[Dataset records]
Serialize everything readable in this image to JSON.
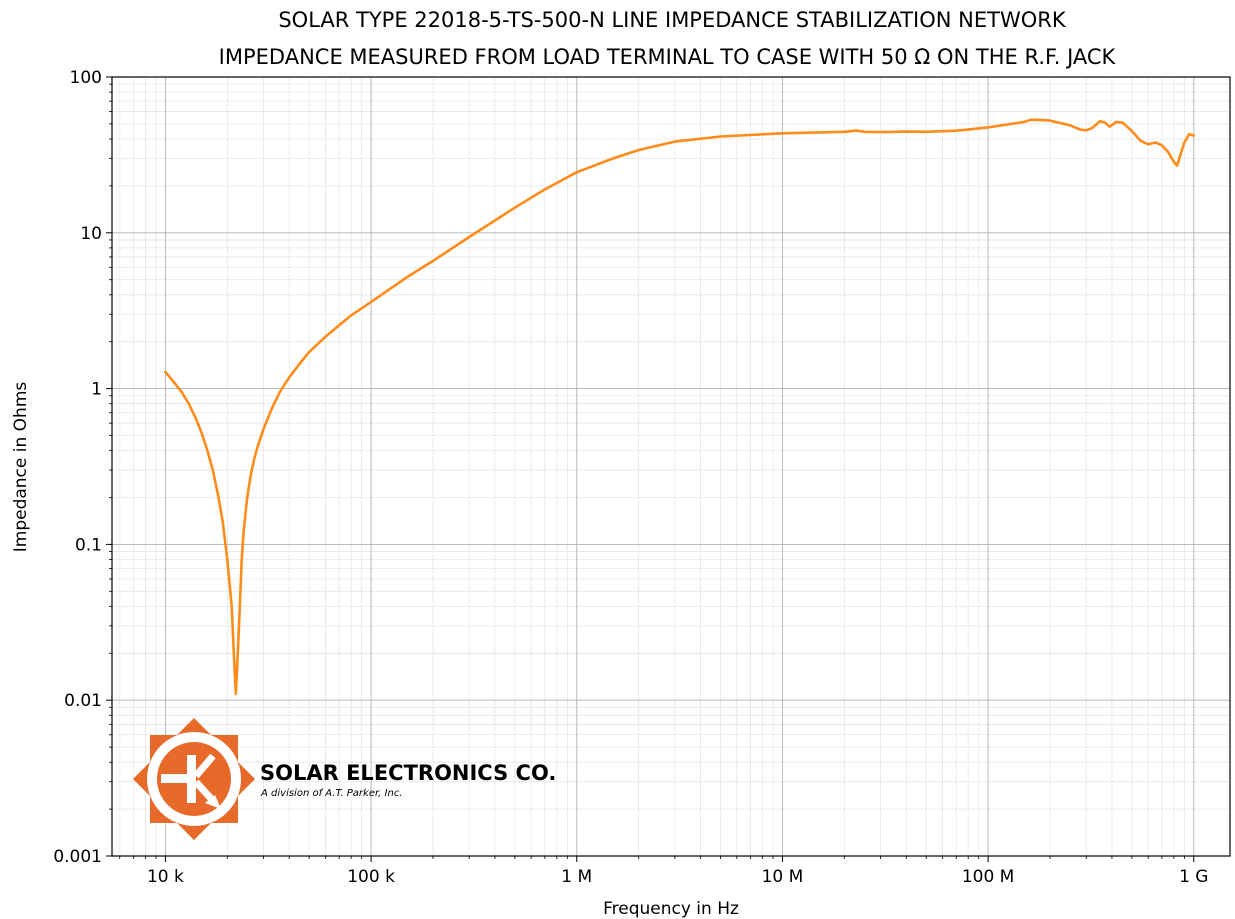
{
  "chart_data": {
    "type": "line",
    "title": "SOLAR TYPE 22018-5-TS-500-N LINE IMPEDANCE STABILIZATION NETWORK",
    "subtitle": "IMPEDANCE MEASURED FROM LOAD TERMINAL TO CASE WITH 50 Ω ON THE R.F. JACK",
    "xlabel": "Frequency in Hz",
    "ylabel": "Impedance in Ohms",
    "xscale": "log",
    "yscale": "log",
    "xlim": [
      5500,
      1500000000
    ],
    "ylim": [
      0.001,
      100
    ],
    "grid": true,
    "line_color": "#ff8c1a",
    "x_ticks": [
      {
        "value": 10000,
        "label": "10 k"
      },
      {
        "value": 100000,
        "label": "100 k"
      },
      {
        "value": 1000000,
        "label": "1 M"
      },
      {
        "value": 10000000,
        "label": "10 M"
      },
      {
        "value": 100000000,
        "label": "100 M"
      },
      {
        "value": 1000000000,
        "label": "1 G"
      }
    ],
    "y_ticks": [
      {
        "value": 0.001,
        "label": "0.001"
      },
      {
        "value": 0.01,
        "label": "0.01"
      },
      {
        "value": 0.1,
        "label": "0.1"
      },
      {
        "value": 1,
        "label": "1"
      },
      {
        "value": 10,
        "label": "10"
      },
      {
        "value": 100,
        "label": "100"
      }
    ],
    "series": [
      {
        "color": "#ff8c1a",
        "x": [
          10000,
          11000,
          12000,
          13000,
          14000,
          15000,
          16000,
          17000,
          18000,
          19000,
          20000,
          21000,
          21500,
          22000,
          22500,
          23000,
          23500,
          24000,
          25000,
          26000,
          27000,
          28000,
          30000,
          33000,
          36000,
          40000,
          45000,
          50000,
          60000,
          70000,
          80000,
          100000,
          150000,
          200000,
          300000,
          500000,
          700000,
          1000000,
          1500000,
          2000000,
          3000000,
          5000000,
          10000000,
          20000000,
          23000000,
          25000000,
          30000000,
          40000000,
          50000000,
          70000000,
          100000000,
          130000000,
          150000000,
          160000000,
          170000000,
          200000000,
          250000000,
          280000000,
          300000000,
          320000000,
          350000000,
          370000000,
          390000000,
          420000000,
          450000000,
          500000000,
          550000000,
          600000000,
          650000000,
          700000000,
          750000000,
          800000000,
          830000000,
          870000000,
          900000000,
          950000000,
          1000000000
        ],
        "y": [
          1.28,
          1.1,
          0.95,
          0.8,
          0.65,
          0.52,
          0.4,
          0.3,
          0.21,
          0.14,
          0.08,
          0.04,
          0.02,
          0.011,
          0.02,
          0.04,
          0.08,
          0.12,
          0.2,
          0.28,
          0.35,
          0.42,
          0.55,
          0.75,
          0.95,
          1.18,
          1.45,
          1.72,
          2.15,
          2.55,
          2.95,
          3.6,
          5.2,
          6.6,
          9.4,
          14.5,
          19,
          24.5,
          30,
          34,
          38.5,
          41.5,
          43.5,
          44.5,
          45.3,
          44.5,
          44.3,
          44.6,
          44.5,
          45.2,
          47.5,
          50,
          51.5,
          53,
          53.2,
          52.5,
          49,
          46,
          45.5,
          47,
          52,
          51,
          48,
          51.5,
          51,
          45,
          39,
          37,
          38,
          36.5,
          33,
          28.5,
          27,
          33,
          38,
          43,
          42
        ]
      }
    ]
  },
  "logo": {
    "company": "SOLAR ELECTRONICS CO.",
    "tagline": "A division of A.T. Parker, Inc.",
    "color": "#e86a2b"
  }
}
--
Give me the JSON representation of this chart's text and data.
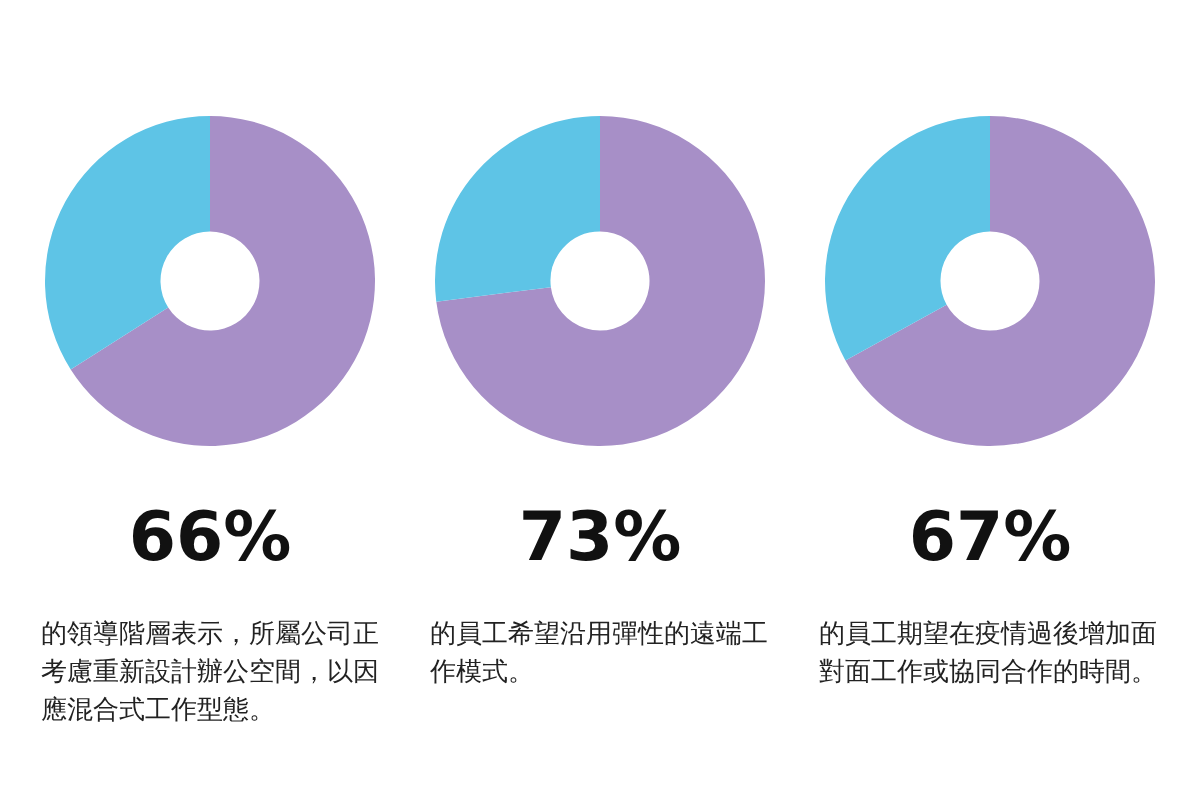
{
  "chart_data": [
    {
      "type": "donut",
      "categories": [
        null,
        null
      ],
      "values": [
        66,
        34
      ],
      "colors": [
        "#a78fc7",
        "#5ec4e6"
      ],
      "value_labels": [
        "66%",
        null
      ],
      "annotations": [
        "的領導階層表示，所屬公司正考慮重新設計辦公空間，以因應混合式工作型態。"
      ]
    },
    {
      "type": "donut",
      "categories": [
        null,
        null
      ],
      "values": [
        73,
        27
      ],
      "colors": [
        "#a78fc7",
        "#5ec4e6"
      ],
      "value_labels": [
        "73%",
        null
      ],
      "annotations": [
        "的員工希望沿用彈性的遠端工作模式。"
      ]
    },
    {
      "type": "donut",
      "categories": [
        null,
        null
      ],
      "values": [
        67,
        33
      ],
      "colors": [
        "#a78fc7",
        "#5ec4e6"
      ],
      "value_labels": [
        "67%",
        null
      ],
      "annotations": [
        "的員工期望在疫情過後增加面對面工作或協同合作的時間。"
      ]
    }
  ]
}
* * *
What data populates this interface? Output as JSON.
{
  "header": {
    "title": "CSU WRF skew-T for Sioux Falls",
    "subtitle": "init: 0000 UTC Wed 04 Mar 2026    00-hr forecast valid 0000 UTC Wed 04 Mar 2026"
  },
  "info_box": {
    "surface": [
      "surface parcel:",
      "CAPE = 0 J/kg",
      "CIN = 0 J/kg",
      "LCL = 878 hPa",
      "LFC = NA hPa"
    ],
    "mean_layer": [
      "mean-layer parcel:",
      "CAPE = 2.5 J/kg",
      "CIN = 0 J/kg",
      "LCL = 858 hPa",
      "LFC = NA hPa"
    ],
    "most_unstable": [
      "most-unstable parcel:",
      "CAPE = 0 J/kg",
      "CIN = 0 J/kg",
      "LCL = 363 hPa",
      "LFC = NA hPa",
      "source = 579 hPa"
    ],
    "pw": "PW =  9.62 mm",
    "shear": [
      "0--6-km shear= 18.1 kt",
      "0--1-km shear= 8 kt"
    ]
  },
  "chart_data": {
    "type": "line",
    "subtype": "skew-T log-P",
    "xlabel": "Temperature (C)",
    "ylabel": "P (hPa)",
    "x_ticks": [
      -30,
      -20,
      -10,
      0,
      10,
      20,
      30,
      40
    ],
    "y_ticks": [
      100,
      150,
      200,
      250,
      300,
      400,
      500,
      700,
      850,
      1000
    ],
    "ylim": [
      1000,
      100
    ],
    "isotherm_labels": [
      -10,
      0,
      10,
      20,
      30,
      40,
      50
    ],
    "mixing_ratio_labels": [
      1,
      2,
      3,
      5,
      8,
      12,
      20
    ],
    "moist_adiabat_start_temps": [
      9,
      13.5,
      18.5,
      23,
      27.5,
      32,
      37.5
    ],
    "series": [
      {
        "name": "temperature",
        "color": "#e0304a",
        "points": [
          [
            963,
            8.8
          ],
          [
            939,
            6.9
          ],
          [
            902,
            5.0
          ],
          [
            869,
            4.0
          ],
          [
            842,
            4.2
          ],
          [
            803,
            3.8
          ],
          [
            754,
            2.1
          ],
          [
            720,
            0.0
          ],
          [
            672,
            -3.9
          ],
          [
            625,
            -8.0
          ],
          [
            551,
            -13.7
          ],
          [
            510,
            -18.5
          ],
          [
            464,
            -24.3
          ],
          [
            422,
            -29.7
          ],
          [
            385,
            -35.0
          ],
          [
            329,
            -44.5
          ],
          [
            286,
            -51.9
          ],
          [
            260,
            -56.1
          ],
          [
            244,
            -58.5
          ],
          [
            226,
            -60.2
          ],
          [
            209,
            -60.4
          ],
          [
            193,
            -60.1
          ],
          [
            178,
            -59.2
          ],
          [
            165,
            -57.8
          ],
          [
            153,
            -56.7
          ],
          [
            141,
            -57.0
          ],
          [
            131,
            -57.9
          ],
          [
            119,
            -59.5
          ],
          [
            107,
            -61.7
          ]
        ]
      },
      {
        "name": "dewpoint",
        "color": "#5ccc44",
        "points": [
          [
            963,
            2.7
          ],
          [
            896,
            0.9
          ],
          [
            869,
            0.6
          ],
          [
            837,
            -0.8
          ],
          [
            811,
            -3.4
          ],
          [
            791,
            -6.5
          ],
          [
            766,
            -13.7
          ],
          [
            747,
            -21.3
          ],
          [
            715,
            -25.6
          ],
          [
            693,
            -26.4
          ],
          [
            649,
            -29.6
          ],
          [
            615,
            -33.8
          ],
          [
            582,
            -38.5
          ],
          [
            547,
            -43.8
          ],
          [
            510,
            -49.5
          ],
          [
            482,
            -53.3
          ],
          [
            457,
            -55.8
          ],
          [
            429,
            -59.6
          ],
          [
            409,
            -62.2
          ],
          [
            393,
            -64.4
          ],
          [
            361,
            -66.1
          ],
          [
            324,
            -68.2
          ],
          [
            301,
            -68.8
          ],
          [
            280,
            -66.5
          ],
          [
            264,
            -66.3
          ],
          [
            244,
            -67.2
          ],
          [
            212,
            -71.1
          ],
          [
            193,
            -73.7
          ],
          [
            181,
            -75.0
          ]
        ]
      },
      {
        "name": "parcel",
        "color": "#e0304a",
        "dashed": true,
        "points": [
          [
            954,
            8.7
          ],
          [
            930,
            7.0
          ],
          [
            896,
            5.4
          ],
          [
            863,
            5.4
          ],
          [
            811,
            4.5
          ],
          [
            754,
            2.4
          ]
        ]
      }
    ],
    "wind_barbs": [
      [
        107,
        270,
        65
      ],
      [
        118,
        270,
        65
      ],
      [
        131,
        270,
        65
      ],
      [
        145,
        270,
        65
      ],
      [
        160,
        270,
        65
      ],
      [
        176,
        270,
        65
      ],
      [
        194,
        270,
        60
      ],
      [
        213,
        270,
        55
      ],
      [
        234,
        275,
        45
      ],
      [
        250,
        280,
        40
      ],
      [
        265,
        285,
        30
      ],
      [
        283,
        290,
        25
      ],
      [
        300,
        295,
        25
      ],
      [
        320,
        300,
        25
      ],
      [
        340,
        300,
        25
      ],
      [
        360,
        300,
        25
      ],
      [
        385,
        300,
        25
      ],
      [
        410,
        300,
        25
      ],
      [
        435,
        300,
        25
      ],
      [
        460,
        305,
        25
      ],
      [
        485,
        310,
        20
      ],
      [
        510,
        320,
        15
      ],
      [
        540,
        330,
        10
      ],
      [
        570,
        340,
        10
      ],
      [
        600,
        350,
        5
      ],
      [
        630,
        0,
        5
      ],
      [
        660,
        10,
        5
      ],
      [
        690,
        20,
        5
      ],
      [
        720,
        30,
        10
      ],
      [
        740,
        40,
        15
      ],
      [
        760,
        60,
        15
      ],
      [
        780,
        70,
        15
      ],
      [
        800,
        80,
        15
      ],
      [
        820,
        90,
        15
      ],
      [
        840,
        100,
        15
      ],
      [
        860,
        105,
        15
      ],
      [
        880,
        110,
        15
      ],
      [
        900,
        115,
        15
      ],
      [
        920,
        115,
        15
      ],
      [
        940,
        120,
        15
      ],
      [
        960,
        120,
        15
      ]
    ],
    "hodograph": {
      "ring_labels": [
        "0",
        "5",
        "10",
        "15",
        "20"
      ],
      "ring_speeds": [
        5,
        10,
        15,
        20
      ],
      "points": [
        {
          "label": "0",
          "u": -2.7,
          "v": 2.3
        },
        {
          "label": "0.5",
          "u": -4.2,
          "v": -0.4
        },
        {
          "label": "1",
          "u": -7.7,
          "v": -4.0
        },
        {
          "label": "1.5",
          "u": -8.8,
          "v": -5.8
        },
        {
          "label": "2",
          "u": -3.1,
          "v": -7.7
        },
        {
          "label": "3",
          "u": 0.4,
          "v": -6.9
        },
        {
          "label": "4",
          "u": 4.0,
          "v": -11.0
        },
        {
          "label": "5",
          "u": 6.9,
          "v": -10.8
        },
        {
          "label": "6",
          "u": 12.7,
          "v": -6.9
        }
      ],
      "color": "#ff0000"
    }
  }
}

> _OBJECTIVE_
Extract all lines from the material above that include the word "SOLAR".

> _OUTPUT FOR THIS EXERCISE_
    "title": "SOLAR TYPE 22018-5-TS-500-N LINE IMPEDANCE STABILIZATION NETWORK",
    "company": "SOLAR ELECTRONICS CO.",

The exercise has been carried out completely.